*YOUR OBJECTIVE*. Write out the material below again, unchanged.

*Figure collection entries*.
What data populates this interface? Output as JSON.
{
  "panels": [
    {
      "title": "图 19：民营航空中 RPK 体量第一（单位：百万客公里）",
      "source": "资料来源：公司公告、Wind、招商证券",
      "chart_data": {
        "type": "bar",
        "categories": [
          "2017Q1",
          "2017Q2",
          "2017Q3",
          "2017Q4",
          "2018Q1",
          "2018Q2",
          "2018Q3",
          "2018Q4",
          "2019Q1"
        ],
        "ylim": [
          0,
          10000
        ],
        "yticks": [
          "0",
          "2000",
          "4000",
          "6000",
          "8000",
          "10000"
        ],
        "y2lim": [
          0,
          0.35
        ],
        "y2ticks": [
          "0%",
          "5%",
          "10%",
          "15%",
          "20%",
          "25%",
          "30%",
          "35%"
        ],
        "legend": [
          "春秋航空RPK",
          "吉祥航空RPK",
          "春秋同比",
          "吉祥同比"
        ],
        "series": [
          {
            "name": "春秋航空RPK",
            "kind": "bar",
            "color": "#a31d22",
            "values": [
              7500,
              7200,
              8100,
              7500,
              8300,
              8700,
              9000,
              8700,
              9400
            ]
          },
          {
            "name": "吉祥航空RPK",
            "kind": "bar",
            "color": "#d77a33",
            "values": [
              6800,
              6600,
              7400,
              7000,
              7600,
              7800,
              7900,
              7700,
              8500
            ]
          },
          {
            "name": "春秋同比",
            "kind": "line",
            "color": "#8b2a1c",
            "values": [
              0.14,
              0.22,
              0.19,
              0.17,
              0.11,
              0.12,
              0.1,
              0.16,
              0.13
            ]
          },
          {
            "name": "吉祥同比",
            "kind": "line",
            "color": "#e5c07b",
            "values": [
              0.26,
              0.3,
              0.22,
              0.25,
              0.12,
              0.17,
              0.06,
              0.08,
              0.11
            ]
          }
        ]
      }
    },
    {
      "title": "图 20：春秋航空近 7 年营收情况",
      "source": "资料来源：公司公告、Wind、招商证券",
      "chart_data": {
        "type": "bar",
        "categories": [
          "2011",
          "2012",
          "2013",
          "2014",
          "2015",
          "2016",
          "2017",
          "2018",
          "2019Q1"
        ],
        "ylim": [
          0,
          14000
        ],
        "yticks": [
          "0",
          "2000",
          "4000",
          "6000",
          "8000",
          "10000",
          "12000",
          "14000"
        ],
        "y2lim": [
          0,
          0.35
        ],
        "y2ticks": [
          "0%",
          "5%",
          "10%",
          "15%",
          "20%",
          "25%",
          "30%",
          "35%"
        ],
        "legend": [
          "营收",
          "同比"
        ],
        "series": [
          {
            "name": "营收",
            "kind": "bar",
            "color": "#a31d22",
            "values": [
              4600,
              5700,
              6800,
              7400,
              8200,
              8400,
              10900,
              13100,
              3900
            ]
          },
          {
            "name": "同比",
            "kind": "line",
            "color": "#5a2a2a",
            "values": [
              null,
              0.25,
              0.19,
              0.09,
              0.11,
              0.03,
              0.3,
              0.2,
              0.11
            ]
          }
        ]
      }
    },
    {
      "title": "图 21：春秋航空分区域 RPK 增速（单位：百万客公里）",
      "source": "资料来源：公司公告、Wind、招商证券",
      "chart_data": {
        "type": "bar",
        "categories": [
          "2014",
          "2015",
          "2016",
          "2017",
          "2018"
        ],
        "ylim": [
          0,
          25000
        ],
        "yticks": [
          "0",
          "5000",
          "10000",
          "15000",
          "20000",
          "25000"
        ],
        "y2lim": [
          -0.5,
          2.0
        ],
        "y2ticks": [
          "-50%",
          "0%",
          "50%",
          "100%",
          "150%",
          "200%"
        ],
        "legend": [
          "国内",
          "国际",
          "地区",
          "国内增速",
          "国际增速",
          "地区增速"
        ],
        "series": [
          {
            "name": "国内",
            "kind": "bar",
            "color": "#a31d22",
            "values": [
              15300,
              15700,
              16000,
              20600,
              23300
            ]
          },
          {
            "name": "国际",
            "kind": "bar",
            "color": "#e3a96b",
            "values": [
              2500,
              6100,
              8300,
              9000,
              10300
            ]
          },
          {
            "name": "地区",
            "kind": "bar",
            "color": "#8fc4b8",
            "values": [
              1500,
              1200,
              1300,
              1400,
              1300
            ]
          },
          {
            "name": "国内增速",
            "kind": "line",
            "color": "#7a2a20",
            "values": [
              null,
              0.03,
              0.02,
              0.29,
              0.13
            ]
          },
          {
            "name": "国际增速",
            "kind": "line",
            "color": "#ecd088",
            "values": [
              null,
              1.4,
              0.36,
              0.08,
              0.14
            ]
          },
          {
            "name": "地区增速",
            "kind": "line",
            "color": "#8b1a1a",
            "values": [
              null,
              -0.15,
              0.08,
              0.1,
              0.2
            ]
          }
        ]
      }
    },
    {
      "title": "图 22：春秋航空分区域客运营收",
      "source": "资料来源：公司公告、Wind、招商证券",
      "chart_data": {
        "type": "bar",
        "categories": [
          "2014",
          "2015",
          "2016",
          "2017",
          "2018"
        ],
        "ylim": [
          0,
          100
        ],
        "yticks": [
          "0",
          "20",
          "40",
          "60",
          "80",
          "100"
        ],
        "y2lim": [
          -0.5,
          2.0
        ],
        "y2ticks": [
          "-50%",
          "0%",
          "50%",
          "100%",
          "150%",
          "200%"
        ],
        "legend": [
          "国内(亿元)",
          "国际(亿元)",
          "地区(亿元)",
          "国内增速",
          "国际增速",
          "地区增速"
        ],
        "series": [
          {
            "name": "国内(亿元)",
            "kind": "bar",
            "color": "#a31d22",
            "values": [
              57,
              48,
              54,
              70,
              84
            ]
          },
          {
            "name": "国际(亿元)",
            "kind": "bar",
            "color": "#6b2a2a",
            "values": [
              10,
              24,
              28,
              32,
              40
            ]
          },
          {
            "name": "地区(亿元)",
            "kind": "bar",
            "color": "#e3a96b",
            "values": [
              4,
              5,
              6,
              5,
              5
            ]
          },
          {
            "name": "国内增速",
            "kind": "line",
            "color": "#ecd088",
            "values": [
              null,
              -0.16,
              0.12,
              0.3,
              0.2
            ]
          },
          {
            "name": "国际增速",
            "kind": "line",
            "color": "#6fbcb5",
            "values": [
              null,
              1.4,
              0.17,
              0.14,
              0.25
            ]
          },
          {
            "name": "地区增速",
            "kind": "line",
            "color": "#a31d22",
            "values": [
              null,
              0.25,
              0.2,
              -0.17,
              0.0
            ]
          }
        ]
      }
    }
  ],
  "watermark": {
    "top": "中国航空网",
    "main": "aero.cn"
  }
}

*CORRECT RESULT*.
What data populates this interface? Output as JSON.
{
  "panels": [
    {
      "title": "图 19：民营航空中 RPK 体量第一（单位：百万客公里）",
      "source": "资料来源：公司公告、Wind、招商证券",
      "chart_data": {
        "type": "bar",
        "categories": [
          "2017Q1",
          "2017Q2",
          "2017Q3",
          "2017Q4",
          "2018Q1",
          "2018Q2",
          "2018Q3",
          "2018Q4",
          "2019Q1"
        ],
        "ylim": [
          0,
          10000
        ],
        "yticks": [
          "0",
          "2000",
          "4000",
          "6000",
          "8000",
          "10000"
        ],
        "y2lim": [
          0,
          0.35
        ],
        "y2ticks": [
          "0%",
          "5%",
          "10%",
          "15%",
          "20%",
          "25%",
          "30%",
          "35%"
        ],
        "legend": [
          "春秋航空RPK",
          "吉祥航空RPK",
          "春秋同比",
          "吉祥同比"
        ],
        "series": [
          {
            "name": "春秋航空RPK",
            "kind": "bar",
            "color": "#a31d22",
            "values": [
              7500,
              7200,
              8100,
              7500,
              8300,
              8700,
              9000,
              8700,
              9400
            ]
          },
          {
            "name": "吉祥航空RPK",
            "kind": "bar",
            "color": "#d77a33",
            "values": [
              6800,
              6600,
              7400,
              7000,
              7600,
              7800,
              7900,
              7700,
              8500
            ]
          },
          {
            "name": "春秋同比",
            "kind": "line",
            "color": "#8b2a1c",
            "values": [
              0.14,
              0.22,
              0.19,
              0.17,
              0.11,
              0.12,
              0.1,
              0.16,
              0.13
            ]
          },
          {
            "name": "吉祥同比",
            "kind": "line",
            "color": "#e5c07b",
            "values": [
              0.26,
              0.3,
              0.22,
              0.25,
              0.12,
              0.17,
              0.06,
              0.08,
              0.11
            ]
          }
        ]
      }
    },
    {
      "title": "图 20：春秋航空近 7 年营收情况",
      "source": "资料来源：公司公告、Wind、招商证券",
      "chart_data": {
        "type": "bar",
        "categories": [
          "2011",
          "2012",
          "2013",
          "2014",
          "2015",
          "2016",
          "2017",
          "2018",
          "2019Q1"
        ],
        "ylim": [
          0,
          14000
        ],
        "yticks": [
          "0",
          "2000",
          "4000",
          "6000",
          "8000",
          "10000",
          "12000",
          "14000"
        ],
        "y2lim": [
          0,
          0.35
        ],
        "y2ticks": [
          "0%",
          "5%",
          "10%",
          "15%",
          "20%",
          "25%",
          "30%",
          "35%"
        ],
        "legend": [
          "营收",
          "同比"
        ],
        "series": [
          {
            "name": "营收",
            "kind": "bar",
            "color": "#a31d22",
            "values": [
              4600,
              5700,
              6800,
              7400,
              8200,
              8400,
              10900,
              13100,
              3900
            ]
          },
          {
            "name": "同比",
            "kind": "line",
            "color": "#5a2a2a",
            "values": [
              null,
              0.25,
              0.19,
              0.09,
              0.11,
              0.03,
              0.3,
              0.2,
              0.11
            ]
          }
        ]
      }
    },
    {
      "title": "图 21：春秋航空分区域 RPK 增速（单位：百万客公里）",
      "source": "资料来源：公司公告、Wind、招商证券",
      "chart_data": {
        "type": "bar",
        "categories": [
          "2014",
          "2015",
          "2016",
          "2017",
          "2018"
        ],
        "ylim": [
          0,
          25000
        ],
        "yticks": [
          "0",
          "5000",
          "10000",
          "15000",
          "20000",
          "25000"
        ],
        "y2lim": [
          -0.5,
          2.0
        ],
        "y2ticks": [
          "-50%",
          "0%",
          "50%",
          "100%",
          "150%",
          "200%"
        ],
        "legend": [
          "国内",
          "国际",
          "地区",
          "国内增速",
          "国际增速",
          "地区增速"
        ],
        "series": [
          {
            "name": "国内",
            "kind": "bar",
            "color": "#a31d22",
            "values": [
              15300,
              15700,
              16000,
              20600,
              23300
            ]
          },
          {
            "name": "国际",
            "kind": "bar",
            "color": "#e3a96b",
            "values": [
              2500,
              6100,
              8300,
              9000,
              10300
            ]
          },
          {
            "name": "地区",
            "kind": "bar",
            "color": "#8fc4b8",
            "values": [
              1500,
              1200,
              1300,
              1400,
              1300
            ]
          },
          {
            "name": "国内增速",
            "kind": "line",
            "color": "#7a2a20",
            "values": [
              null,
              0.03,
              0.02,
              0.29,
              0.13
            ]
          },
          {
            "name": "国际增速",
            "kind": "line",
            "color": "#ecd088",
            "values": [
              null,
              1.4,
              0.36,
              0.08,
              0.14
            ]
          },
          {
            "name": "地区增速",
            "kind": "line",
            "color": "#8b1a1a",
            "values": [
              null,
              -0.15,
              0.08,
              0.1,
              0.2
            ]
          }
        ]
      }
    },
    {
      "title": "图 22：春秋航空分区域客运营收",
      "source": "资料来源：公司公告、Wind、招商证券",
      "chart_data": {
        "type": "bar",
        "categories": [
          "2014",
          "2015",
          "2016",
          "2017",
          "2018"
        ],
        "ylim": [
          0,
          100
        ],
        "yticks": [
          "0",
          "20",
          "40",
          "60",
          "80",
          "100"
        ],
        "y2lim": [
          -0.5,
          2.0
        ],
        "y2ticks": [
          "-50%",
          "0%",
          "50%",
          "100%",
          "150%",
          "200%"
        ],
        "legend": [
          "国内(亿元)",
          "国际(亿元)",
          "地区(亿元)",
          "国内增速",
          "国际增速",
          "地区增速"
        ],
        "series": [
          {
            "name": "国内(亿元)",
            "kind": "bar",
            "color": "#a31d22",
            "values": [
              57,
              48,
              54,
              70,
              84
            ]
          },
          {
            "name": "国际(亿元)",
            "kind": "bar",
            "color": "#6b2a2a",
            "values": [
              10,
              24,
              28,
              32,
              40
            ]
          },
          {
            "name": "地区(亿元)",
            "kind": "bar",
            "color": "#e3a96b",
            "values": [
              4,
              5,
              6,
              5,
              5
            ]
          },
          {
            "name": "国内增速",
            "kind": "line",
            "color": "#ecd088",
            "values": [
              null,
              -0.16,
              0.12,
              0.3,
              0.2
            ]
          },
          {
            "name": "国际增速",
            "kind": "line",
            "color": "#6fbcb5",
            "values": [
              null,
              1.4,
              0.17,
              0.14,
              0.25
            ]
          },
          {
            "name": "地区增速",
            "kind": "line",
            "color": "#a31d22",
            "values": [
              null,
              0.25,
              0.2,
              -0.17,
              0.0
            ]
          }
        ]
      }
    }
  ],
  "watermark": {
    "top": "中国航空网",
    "main": "aero.cn"
  }
}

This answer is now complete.